══ Text excerpt ══

The real take home message with their services is turning consumers into producers, mostly through educating clients on the processes that make local food a superior choice to conventional supermarkets. Improved local environments, food quality and convenience become selling points over the predictability of supermarkets after the clients see their food coming out of their own yards, Weihmann explained. Her goal is to eventually transform her work into a curriculum for schools and nursing homes, educating those that usually have the least connection with food – and the most time on their hands to participate.
The Economic Side of Food
These diverse food system interventions are merely novel at this time, experiments into a new method of food distribution that aims beyond the bottom line. No new system will succeed without a profitable economic base.
Our specialized system has driven the costs of food down to levels that are the envy of the world – which is hard to argue – or compete – against. Americans spend only about 10-12% of their income on food, according to the Bureau of Labor Statistics (see this NYTimes infographic to better understand). That’s one of the lowest percentages in the world. The foods that make up that chunk of the economy are heavily influenced by subsidies from the Farm Bill, a sprawling piece of legislation that incentivizes certain crops. For example, corn farmers have received a staggering $56 billion in subsidies over the last 10 years.

═══
══ Given data ══

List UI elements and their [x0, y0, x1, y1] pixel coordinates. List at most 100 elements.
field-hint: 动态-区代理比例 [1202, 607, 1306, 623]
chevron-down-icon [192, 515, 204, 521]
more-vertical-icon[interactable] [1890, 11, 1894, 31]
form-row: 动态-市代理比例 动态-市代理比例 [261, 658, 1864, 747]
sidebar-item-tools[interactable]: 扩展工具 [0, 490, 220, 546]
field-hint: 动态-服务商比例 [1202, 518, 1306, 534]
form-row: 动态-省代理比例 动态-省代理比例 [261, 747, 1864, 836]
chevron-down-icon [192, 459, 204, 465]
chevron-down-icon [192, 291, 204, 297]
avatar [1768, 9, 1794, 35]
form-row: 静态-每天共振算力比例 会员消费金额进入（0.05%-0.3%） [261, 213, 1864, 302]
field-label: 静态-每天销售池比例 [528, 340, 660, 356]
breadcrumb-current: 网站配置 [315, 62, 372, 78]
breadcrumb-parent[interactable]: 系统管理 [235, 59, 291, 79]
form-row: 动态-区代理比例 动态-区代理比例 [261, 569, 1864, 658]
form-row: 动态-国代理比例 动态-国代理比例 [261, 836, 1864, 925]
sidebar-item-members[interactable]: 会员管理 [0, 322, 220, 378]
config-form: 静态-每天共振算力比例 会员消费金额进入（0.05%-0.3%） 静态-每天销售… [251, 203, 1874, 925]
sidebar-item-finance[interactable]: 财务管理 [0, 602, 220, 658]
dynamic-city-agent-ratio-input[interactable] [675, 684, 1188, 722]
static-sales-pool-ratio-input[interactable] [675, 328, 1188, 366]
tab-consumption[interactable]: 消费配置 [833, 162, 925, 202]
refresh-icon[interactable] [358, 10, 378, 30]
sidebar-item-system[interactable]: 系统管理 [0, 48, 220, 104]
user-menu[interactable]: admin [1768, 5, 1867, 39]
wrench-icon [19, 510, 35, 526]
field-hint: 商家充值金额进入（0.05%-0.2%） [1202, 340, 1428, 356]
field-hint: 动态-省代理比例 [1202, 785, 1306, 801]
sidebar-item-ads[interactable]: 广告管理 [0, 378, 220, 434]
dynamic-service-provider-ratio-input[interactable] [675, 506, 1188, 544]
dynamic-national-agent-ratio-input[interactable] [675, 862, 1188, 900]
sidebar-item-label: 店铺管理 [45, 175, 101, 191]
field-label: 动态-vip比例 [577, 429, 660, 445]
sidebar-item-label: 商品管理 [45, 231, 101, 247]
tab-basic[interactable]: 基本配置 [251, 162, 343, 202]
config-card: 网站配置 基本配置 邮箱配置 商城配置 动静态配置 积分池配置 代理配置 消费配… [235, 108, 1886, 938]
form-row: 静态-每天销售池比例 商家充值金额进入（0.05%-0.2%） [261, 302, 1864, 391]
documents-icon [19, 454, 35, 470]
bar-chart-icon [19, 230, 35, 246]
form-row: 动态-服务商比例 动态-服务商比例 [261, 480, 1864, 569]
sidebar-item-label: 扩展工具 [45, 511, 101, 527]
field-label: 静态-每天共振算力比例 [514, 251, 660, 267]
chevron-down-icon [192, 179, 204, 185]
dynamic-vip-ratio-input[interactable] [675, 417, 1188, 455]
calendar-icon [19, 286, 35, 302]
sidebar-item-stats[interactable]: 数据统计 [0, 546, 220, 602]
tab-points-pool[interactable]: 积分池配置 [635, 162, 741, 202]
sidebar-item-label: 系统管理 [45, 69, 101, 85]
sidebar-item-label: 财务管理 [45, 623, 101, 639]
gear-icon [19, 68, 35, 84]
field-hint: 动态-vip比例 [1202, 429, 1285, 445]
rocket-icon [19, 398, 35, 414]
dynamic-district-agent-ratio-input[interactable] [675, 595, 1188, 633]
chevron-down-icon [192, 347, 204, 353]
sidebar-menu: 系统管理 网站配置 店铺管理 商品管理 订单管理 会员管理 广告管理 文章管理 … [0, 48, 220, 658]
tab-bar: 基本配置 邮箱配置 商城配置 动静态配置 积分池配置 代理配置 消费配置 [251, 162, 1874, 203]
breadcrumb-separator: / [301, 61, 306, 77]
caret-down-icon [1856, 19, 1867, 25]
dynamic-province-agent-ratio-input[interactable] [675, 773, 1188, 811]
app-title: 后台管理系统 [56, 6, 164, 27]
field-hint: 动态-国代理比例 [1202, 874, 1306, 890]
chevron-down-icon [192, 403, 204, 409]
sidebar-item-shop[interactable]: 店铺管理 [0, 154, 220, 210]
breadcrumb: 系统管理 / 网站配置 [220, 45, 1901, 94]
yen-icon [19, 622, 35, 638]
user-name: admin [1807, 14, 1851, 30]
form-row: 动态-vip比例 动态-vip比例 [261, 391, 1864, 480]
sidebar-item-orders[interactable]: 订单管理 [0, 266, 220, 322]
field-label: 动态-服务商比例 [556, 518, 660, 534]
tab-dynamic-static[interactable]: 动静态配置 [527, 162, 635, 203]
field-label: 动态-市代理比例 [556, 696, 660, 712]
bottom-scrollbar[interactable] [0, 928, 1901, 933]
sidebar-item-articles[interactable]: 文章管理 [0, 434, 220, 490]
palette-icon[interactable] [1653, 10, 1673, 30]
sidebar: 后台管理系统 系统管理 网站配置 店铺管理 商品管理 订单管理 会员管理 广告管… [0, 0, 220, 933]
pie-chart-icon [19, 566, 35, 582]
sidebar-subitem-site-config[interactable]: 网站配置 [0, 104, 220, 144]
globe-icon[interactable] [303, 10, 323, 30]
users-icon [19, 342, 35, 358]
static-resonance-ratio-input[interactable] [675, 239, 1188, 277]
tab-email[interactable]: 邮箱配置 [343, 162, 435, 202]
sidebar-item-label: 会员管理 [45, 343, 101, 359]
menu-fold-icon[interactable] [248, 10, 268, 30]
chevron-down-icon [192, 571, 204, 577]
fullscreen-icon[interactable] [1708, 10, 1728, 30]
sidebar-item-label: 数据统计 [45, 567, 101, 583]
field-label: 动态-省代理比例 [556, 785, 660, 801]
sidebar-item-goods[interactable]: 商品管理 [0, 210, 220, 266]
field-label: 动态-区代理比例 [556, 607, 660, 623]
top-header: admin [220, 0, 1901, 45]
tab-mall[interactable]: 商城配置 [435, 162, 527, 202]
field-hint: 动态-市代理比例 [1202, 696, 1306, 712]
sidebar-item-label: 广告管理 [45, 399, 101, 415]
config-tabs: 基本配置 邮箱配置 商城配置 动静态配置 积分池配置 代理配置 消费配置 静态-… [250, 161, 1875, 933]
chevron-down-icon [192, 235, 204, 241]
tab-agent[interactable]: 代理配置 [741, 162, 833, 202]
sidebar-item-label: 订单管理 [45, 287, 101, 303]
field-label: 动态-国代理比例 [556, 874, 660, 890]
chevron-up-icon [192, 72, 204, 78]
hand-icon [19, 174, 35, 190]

═══

• _Exercise tasks_
[1] Translate this sentence from the local food passage into Spanish: "That’s one of the lowest percentages in the world."
[2] Summarize the local food passage in two sentences.
[3] Write a continuation of the local food passage, picking up after its final sentence.

• _Responses in order_
[1] Es uno de los porcentajes más bajos del mundo.

[2] Weihmann's services aim to turn consumers into producers by teaching clients why local food is a better choice than supermarkets, and she hopes to build this work into a curriculum for schools and nursing homes. Such new food systems still need a profitable economic base, yet they must compete with a specialized system that keeps American food spending at about 10-12% of income and is heavily shaped by Farm Bill subsidies, including $56 billion paid to corn farmers over the last 10 years.

[3]
Farms Reach and All Edibles are attempts to change that paradigm. They are trying to circumvent the traditional food system by introducing market forces and genuine community elements to what has long been a faceless production. Remedying the larger policy apparatus around food will have to follow these trailblazing attempts to augment the system but there is another tangential issue at hand here which could change the debate – health care.
From Reaction to Prevention
As the US contemplates how to remake the health care system, the Congressional Budgeting Office reminds us that America already spends 16% of its GDP on healthcare, by far the highest percentage in the world. Using nutrition and novel market attempts like Farms Reach and All Edible to get the right foods into the right hands could be an important part of getting Americans to put more money into the food side of the equation – and less into fixing preventable diseases later on. Preventative medicine interventions have long been ignored, said Patricia Lebensohn, Associate Professor of Clinical Family and Community Medicine at The University of Arizona’s Integrative Medicine in Residency Program.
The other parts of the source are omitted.